Set down every record once more, exactly as given.

> **Part of a data file**:
[Begin]

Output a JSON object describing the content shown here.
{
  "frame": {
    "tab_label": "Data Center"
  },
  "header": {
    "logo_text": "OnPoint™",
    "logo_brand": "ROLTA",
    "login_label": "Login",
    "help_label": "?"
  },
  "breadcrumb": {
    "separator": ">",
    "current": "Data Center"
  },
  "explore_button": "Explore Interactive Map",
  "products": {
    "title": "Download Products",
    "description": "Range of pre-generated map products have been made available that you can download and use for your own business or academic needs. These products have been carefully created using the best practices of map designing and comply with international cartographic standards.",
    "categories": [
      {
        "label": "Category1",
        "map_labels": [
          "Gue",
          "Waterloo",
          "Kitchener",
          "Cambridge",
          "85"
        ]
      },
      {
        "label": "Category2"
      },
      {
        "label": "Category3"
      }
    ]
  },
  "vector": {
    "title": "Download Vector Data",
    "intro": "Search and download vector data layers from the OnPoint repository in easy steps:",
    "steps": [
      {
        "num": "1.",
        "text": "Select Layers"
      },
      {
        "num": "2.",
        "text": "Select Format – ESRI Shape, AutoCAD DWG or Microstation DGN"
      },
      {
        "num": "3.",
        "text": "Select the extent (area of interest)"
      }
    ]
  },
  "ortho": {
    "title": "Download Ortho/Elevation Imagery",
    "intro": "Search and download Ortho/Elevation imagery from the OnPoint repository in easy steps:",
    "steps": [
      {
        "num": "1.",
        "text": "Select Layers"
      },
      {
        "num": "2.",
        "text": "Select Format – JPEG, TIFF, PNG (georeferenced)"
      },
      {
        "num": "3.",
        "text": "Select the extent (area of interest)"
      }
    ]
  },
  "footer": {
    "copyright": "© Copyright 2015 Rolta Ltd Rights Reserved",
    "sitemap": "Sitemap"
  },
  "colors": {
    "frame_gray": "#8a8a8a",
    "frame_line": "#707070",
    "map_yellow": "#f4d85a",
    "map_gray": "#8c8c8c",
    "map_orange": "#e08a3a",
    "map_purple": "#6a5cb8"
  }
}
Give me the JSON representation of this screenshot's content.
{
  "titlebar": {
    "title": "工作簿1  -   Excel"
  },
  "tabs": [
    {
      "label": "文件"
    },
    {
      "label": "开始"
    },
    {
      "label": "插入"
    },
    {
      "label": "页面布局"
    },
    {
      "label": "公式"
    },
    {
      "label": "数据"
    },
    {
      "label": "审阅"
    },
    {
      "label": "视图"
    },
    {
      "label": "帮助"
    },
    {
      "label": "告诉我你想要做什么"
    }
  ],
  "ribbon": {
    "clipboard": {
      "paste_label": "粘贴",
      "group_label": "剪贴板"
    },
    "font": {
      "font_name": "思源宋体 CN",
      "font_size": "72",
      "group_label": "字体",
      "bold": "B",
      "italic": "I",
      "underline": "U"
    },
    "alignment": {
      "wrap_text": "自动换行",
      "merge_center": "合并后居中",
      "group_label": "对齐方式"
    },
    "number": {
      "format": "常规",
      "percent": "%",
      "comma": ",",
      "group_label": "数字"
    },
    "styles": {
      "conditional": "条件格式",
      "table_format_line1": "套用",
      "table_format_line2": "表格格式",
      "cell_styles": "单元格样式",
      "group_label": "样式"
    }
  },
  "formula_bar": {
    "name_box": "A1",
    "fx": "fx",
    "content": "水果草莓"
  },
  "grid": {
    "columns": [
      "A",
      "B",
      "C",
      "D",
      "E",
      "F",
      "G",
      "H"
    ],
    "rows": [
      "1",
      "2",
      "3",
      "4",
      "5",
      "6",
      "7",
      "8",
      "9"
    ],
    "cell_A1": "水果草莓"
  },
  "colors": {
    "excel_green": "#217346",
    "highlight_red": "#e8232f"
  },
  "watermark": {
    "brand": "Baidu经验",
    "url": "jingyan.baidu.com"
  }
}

[End]

> **Exercise solution**:
Output a JSON object describing the content shown here.
{
  "frame": {
    "tab_label": "Data Center"
  },
  "header": {
    "logo_text": "OnPoint™",
    "logo_brand": "ROLTA",
    "login_label": "Login",
    "help_label": "?"
  },
  "breadcrumb": {
    "separator": ">",
    "current": "Data Center"
  },
  "explore_button": "Explore Interactive Map",
  "products": {
    "title": "Download Products",
    "description": "Range of pre-generated map products have been made available that you can download and use for your own business or academic needs. These products have been carefully created using the best practices of map designing and comply with international cartographic standards.",
    "categories": [
      {
        "label": "Category1",
        "map_labels": [
          "Gue",
          "Waterloo",
          "Kitchener",
          "Cambridge",
          "85"
        ]
      },
      {
        "label": "Category2"
      },
      {
        "label": "Category3"
      }
    ]
  },
  "vector": {
    "title": "Download Vector Data",
    "intro": "Search and download vector data layers from the OnPoint repository in easy steps:",
    "steps": [
      {
        "num": "1.",
        "text": "Select Layers"
      },
      {
        "num": "2.",
        "text": "Select Format – ESRI Shape, AutoCAD DWG or Microstation DGN"
      },
      {
        "num": "3.",
        "text": "Select the extent (area of interest)"
      }
    ]
  },
  "ortho": {
    "title": "Download Ortho/Elevation Imagery",
    "intro": "Search and download Ortho/Elevation imagery from the OnPoint repository in easy steps:",
    "steps": [
      {
        "num": "1.",
        "text": "Select Layers"
      },
      {
        "num": "2.",
        "text": "Select Format – JPEG, TIFF, PNG (georeferenced)"
      },
      {
        "num": "3.",
        "text": "Select the extent (area of interest)"
      }
    ]
  },
  "footer": {
    "copyright": "© Copyright 2015 Rolta Ltd Rights Reserved",
    "sitemap": "Sitemap"
  },
  "colors": {
    "frame_gray": "#8a8a8a",
    "frame_line": "#707070",
    "map_yellow": "#f4d85a",
    "map_gray": "#8c8c8c",
    "map_orange": "#e08a3a",
    "map_purple": "#6a5cb8"
  }
}
Give me the JSON representation of this screenshot's content.
{
  "titlebar": {
    "title": "工作簿1  -   Excel"
  },
  "tabs": [
    {
      "label": "文件"
    },
    {
      "label": "开始"
    },
    {
      "label": "插入"
    },
    {
      "label": "页面布局"
    },
    {
      "label": "公式"
    },
    {
      "label": "数据"
    },
    {
      "label": "审阅"
    },
    {
      "label": "视图"
    },
    {
      "label": "帮助"
    },
    {
      "label": "告诉我你想要做什么"
    }
  ],
  "ribbon": {
    "clipboard": {
      "paste_label": "粘贴",
      "group_label": "剪贴板"
    },
    "font": {
      "font_name": "思源宋体 CN",
      "font_size": "72",
      "group_label": "字体",
      "bold": "B",
      "italic": "I",
      "underline": "U"
    },
    "alignment": {
      "wrap_text": "自动换行",
      "merge_center": "合并后居中",
      "group_label": "对齐方式"
    },
    "number": {
      "format": "常规",
      "percent": "%",
      "comma": ",",
      "group_label": "数字"
    },
    "styles": {
      "conditional": "条件格式",
      "table_format_line1": "套用",
      "table_format_line2": "表格格式",
      "cell_styles": "单元格样式",
      "group_label": "样式"
    }
  },
  "formula_bar": {
    "name_box": "A1",
    "fx": "fx",
    "content": "水果草莓"
  },
  "grid": {
    "columns": [
      "A",
      "B",
      "C",
      "D",
      "E",
      "F",
      "G",
      "H"
    ],
    "rows": [
      "1",
      "2",
      "3",
      "4",
      "5",
      "6",
      "7",
      "8",
      "9"
    ],
    "cell_A1": "水果草莓"
  },
  "colors": {
    "excel_green": "#217346",
    "highlight_red": "#e8232f"
  },
  "watermark": {
    "brand": "Baidu经验",
    "url": "jingyan.baidu.com"
  }
}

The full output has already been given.